▸ **Your task**
From the listing below, extract each line containing the string "this".

▸ **Listed entries**
※

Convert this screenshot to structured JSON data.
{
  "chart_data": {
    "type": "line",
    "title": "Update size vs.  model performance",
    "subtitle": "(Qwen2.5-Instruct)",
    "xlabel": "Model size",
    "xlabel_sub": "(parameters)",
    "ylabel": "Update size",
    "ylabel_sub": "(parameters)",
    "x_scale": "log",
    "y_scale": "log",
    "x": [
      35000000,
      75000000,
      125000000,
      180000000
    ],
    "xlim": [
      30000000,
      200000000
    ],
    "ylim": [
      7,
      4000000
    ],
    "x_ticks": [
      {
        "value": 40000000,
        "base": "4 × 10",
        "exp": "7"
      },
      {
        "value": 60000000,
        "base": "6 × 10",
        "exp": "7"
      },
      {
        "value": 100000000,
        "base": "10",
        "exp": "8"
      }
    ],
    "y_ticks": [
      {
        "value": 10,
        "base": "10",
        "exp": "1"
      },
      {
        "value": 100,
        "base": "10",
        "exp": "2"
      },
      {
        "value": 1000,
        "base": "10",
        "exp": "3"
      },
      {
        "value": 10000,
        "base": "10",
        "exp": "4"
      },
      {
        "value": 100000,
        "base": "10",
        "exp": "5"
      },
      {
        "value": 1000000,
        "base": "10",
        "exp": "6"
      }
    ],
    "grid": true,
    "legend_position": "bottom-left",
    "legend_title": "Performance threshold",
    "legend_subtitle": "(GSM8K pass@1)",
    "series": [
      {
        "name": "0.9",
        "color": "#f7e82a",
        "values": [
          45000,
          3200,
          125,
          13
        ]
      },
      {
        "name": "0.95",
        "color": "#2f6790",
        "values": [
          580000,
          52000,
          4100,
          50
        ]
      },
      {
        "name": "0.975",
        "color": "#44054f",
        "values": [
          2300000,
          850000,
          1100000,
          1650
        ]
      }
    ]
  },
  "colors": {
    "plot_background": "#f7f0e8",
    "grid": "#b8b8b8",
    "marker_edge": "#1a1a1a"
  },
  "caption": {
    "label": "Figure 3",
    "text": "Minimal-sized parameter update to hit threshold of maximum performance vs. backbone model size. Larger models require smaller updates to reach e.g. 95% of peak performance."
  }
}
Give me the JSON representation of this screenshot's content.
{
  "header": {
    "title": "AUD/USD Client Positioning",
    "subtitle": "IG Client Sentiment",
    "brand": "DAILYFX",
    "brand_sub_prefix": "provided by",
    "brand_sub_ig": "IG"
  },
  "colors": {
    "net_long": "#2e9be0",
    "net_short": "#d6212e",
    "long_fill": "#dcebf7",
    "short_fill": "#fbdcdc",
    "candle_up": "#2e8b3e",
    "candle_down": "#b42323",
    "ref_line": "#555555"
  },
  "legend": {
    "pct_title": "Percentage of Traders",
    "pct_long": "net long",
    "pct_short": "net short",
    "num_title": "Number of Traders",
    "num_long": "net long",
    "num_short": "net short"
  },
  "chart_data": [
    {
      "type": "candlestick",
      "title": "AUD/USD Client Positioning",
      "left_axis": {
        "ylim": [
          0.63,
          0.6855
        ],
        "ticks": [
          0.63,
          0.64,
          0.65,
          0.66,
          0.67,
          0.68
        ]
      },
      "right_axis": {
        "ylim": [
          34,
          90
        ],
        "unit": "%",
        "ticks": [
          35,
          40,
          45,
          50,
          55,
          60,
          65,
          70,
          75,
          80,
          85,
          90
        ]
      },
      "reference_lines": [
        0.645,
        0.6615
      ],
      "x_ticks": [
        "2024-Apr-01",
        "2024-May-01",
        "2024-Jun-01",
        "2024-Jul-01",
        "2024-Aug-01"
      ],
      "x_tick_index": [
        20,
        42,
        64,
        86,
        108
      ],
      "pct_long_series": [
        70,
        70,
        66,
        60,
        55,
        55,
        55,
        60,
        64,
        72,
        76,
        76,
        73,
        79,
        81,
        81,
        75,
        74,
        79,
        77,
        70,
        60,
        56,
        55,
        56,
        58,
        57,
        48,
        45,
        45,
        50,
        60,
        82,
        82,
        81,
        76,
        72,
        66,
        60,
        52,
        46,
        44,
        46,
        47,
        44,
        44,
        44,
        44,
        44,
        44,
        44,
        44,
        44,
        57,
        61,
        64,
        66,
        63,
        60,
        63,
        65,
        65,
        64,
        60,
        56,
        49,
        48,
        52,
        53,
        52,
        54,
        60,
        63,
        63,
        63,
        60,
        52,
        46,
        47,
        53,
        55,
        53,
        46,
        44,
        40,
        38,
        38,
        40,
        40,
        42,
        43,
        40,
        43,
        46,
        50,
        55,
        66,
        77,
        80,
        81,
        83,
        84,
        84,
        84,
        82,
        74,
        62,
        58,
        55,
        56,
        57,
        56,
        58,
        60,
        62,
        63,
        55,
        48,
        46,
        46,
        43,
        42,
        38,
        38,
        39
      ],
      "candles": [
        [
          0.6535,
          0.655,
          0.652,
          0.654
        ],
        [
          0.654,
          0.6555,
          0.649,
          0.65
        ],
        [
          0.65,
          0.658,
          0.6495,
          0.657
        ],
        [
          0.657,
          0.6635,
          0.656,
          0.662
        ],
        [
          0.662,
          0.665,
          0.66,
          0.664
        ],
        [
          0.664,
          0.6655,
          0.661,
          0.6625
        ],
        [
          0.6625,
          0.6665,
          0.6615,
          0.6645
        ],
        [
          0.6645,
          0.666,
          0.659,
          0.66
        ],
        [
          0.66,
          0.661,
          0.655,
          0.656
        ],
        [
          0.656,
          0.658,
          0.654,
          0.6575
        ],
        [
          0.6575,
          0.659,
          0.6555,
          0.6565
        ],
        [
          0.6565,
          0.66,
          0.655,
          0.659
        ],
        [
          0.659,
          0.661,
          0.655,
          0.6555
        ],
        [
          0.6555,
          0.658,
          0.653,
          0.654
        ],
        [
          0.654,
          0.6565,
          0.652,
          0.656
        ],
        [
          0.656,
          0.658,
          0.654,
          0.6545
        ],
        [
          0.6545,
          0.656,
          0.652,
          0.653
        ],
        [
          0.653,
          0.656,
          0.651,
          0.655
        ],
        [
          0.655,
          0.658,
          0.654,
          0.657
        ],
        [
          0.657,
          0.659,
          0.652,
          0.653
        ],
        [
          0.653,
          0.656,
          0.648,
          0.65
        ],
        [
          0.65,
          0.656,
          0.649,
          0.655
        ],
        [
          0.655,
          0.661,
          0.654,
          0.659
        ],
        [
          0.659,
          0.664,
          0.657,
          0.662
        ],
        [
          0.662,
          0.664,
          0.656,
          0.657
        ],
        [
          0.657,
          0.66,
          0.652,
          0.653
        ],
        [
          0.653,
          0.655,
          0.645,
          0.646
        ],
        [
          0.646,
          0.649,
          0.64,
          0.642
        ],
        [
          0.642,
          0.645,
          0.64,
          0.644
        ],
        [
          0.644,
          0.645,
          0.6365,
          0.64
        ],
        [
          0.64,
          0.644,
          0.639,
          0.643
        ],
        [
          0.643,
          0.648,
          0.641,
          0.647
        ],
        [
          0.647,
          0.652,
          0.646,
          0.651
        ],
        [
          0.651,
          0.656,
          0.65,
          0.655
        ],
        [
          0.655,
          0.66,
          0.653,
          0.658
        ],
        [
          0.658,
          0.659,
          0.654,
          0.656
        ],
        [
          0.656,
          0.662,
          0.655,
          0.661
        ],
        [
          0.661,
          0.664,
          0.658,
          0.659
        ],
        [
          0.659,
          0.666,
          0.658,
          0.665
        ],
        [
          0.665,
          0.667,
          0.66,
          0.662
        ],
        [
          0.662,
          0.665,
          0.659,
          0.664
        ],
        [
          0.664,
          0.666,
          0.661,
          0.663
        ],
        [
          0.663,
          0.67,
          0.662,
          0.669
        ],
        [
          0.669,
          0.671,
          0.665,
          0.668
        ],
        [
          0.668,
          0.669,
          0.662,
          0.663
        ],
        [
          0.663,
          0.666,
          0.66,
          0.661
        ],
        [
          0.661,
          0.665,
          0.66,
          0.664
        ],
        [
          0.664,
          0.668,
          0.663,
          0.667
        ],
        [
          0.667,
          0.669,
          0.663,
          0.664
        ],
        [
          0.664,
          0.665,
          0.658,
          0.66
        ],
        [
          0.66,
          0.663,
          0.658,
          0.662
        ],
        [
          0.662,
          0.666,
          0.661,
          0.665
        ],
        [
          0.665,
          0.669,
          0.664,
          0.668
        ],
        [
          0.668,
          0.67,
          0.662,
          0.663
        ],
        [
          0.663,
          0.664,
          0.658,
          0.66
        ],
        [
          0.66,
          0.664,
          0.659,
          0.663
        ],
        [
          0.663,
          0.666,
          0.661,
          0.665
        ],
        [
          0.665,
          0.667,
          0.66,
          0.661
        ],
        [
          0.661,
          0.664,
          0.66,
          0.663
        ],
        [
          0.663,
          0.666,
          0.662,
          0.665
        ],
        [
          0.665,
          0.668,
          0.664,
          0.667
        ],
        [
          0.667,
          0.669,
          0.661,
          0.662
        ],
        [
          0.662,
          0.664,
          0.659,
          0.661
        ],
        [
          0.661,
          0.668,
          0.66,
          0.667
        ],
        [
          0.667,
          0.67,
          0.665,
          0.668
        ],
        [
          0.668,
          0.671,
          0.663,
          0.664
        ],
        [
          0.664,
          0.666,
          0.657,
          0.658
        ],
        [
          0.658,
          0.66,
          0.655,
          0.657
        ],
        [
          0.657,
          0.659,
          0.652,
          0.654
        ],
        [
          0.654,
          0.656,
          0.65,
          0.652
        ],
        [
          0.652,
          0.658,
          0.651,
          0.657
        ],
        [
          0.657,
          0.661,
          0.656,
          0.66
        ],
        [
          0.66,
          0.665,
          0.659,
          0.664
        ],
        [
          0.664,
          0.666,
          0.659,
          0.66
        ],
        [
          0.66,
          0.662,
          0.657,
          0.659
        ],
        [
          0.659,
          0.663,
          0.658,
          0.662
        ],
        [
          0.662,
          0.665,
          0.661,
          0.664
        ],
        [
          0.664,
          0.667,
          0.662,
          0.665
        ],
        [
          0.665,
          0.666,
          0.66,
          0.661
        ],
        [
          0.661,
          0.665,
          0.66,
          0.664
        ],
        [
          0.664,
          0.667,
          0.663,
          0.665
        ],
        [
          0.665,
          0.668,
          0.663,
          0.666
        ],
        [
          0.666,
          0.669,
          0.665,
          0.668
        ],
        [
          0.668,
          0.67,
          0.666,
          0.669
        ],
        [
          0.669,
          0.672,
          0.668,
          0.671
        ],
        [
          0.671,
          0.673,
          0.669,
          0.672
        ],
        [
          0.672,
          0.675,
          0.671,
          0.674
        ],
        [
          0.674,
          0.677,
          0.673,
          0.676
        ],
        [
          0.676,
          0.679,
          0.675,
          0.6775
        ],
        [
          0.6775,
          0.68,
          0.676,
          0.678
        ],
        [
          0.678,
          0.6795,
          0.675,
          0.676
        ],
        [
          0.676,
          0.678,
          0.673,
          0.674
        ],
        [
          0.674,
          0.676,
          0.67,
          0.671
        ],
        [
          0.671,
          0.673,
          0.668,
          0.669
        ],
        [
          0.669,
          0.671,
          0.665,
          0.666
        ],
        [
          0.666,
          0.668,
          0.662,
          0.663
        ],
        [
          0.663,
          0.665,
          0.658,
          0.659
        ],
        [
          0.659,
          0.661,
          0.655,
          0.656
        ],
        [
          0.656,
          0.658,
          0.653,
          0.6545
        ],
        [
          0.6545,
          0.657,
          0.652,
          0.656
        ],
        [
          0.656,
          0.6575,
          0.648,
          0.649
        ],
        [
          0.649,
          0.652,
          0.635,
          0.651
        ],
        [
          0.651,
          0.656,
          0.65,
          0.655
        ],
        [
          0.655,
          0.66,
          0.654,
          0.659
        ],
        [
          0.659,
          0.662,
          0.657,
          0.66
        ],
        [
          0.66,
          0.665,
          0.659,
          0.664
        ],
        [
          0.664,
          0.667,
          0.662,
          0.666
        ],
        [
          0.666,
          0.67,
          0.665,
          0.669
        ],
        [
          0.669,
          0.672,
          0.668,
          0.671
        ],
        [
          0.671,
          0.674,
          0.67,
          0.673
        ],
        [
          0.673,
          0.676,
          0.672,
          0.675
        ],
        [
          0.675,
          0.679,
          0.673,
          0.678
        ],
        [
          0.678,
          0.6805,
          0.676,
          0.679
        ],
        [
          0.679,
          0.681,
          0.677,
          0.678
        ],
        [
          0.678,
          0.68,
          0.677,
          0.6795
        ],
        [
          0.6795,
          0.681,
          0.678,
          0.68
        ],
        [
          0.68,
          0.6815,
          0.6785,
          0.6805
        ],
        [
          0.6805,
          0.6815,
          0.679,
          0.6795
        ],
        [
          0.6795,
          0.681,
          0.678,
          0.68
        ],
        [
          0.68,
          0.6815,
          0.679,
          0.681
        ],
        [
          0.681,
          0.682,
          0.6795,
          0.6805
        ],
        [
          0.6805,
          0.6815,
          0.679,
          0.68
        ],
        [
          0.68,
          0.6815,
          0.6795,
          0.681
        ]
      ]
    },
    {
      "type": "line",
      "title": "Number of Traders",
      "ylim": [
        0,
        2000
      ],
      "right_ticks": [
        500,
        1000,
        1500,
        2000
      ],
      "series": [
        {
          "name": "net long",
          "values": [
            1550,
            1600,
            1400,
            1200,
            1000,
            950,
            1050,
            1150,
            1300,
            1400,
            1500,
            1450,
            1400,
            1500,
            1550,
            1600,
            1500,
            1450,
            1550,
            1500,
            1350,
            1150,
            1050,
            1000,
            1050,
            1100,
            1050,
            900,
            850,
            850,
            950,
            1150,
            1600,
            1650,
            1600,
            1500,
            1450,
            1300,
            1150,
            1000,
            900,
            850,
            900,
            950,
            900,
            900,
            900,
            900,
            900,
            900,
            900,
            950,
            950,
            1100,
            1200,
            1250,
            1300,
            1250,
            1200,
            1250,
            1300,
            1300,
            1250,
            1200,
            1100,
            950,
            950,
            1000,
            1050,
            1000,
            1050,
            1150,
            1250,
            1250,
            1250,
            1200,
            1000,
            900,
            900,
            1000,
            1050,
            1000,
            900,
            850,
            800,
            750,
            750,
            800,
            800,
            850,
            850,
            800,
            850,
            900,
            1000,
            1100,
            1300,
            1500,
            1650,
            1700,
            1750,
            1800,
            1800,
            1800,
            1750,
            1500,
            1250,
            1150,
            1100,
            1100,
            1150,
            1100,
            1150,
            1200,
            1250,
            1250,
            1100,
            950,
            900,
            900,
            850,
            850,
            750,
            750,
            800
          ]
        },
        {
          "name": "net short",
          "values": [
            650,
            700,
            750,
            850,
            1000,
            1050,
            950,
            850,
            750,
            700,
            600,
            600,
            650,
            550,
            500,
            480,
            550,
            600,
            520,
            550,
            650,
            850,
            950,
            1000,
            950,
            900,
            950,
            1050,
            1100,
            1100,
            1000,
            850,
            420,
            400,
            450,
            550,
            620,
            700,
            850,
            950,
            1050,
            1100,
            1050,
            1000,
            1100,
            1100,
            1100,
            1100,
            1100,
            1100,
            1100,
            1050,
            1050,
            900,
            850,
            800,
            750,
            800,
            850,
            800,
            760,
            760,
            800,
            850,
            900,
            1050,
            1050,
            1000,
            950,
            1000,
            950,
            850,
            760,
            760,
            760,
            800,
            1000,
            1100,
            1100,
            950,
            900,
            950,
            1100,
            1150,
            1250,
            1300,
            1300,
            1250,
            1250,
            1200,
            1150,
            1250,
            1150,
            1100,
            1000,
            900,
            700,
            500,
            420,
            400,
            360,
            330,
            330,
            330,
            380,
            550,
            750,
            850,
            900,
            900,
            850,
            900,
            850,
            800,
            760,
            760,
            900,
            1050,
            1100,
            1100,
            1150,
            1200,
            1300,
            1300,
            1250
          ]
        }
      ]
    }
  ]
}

※

▸ **Result**
Convert this screenshot to structured JSON data.
Give me the JSON representation of this screenshot's content.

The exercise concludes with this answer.